• _Short task_
The data below is to be returned in full and exactly.

Dataset listings of figures:
★ ★ ★ ★ ★
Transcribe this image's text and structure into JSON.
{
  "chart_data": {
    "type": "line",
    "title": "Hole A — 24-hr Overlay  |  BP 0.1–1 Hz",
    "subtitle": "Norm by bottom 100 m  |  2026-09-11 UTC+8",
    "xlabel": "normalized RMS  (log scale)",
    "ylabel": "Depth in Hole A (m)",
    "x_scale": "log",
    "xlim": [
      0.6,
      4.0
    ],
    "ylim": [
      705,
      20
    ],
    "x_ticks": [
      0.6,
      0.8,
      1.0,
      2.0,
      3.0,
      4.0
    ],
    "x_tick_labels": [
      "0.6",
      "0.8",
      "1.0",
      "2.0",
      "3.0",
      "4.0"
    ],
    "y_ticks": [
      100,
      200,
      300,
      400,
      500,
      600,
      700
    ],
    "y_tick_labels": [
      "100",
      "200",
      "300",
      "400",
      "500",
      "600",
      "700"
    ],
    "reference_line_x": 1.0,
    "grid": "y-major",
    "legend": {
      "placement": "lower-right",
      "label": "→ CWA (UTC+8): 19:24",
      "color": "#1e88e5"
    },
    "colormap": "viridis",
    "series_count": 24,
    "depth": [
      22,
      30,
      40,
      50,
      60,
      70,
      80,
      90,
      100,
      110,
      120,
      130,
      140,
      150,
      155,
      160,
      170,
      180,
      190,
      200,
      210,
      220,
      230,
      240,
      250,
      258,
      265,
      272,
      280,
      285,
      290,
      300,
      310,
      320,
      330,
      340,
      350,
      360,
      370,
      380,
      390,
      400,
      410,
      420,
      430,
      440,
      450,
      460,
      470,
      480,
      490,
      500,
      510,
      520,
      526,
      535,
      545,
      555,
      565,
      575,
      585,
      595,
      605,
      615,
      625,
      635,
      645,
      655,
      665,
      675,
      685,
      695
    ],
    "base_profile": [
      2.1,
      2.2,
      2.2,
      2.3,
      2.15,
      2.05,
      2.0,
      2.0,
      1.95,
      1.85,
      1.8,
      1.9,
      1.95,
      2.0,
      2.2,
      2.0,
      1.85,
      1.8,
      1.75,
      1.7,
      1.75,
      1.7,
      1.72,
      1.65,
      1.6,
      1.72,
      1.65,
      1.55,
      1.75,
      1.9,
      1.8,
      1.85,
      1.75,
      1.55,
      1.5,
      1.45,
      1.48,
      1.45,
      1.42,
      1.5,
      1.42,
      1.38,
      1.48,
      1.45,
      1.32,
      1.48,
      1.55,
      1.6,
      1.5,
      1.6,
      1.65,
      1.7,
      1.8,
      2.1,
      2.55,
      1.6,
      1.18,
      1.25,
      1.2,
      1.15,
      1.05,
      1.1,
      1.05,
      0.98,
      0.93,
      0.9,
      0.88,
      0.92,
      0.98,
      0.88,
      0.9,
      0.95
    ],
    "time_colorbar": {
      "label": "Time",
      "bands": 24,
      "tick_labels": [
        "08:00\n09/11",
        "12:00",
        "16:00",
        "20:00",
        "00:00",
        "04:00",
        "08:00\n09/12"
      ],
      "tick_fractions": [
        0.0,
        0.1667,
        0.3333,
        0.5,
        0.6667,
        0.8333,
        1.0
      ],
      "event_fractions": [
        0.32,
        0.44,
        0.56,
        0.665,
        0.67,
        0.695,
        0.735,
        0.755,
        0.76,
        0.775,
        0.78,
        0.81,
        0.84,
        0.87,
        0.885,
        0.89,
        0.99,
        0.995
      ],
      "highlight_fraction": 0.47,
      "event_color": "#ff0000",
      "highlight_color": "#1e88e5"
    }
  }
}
★ ★ ★ ★ ★
• _Result_
Transcribe this image's text and structure into JSON.
{
  "chart_data": {
    "type": "line",
    "title": "Hole A — 24-hr Overlay  |  BP 0.1–1 Hz",
    "subtitle": "Norm by bottom 100 m  |  2026-09-11 UTC+8",
    "xlabel": "normalized RMS  (log scale)",
    "ylabel": "Depth in Hole A (m)",
    "x_scale": "log",
    "xlim": [
      0.6,
      4.0
    ],
    "ylim": [
      705,
      20
    ],
    "x_ticks": [
      0.6,
      0.8,
      1.0,
      2.0,
      3.0,
      4.0
    ],
    "x_tick_labels": [
      "0.6",
      "0.8",
      "1.0",
      "2.0",
      "3.0",
      "4.0"
    ],
    "y_ticks": [
      100,
      200,
      300,
      400,
      500,
      600,
      700
    ],
    "y_tick_labels": [
      "100",
      "200",
      "300",
      "400",
      "500",
      "600",
      "700"
    ],
    "reference_line_x": 1.0,
    "grid": "y-major",
    "legend": {
      "placement": "lower-right",
      "label": "→ CWA (UTC+8): 19:24",
      "color": "#1e88e5"
    },
    "colormap": "viridis",
    "series_count": 24,
    "depth": [
      22,
      30,
      40,
      50,
      60,
      70,
      80,
      90,
      100,
      110,
      120,
      130,
      140,
      150,
      155,
      160,
      170,
      180,
      190,
      200,
      210,
      220,
      230,
      240,
      250,
      258,
      265,
      272,
      280,
      285,
      290,
      300,
      310,
      320,
      330,
      340,
      350,
      360,
      370,
      380,
      390,
      400,
      410,
      420,
      430,
      440,
      450,
      460,
      470,
      480,
      490,
      500,
      510,
      520,
      526,
      535,
      545,
      555,
      565,
      575,
      585,
      595,
      605,
      615,
      625,
      635,
      645,
      655,
      665,
      675,
      685,
      695
    ],
    "base_profile": [
      2.1,
      2.2,
      2.2,
      2.3,
      2.15,
      2.05,
      2.0,
      2.0,
      1.95,
      1.85,
      1.8,
      1.9,
      1.95,
      2.0,
      2.2,
      2.0,
      1.85,
      1.8,
      1.75,
      1.7,
      1.75,
      1.7,
      1.72,
      1.65,
      1.6,
      1.72,
      1.65,
      1.55,
      1.75,
      1.9,
      1.8,
      1.85,
      1.75,
      1.55,
      1.5,
      1.45,
      1.48,
      1.45,
      1.42,
      1.5,
      1.42,
      1.38,
      1.48,
      1.45,
      1.32,
      1.48,
      1.55,
      1.6,
      1.5,
      1.6,
      1.65,
      1.7,
      1.8,
      2.1,
      2.55,
      1.6,
      1.18,
      1.25,
      1.2,
      1.15,
      1.05,
      1.1,
      1.05,
      0.98,
      0.93,
      0.9,
      0.88,
      0.92,
      0.98,
      0.88,
      0.9,
      0.95
    ],
    "time_colorbar": {
      "label": "Time",
      "bands": 24,
      "tick_labels": [
        "08:00\n09/11",
        "12:00",
        "16:00",
        "20:00",
        "00:00",
        "04:00",
        "08:00\n09/12"
      ],
      "tick_fractions": [
        0.0,
        0.1667,
        0.3333,
        0.5,
        0.6667,
        0.8333,
        1.0
      ],
      "event_fractions": [
        0.32,
        0.44,
        0.56,
        0.665,
        0.67,
        0.695,
        0.735,
        0.755,
        0.76,
        0.775,
        0.78,
        0.81,
        0.84,
        0.87,
        0.885,
        0.89,
        0.99,
        0.995
      ],
      "highlight_fraction": 0.47,
      "event_color": "#ff0000",
      "highlight_color": "#1e88e5"
    }
  }
}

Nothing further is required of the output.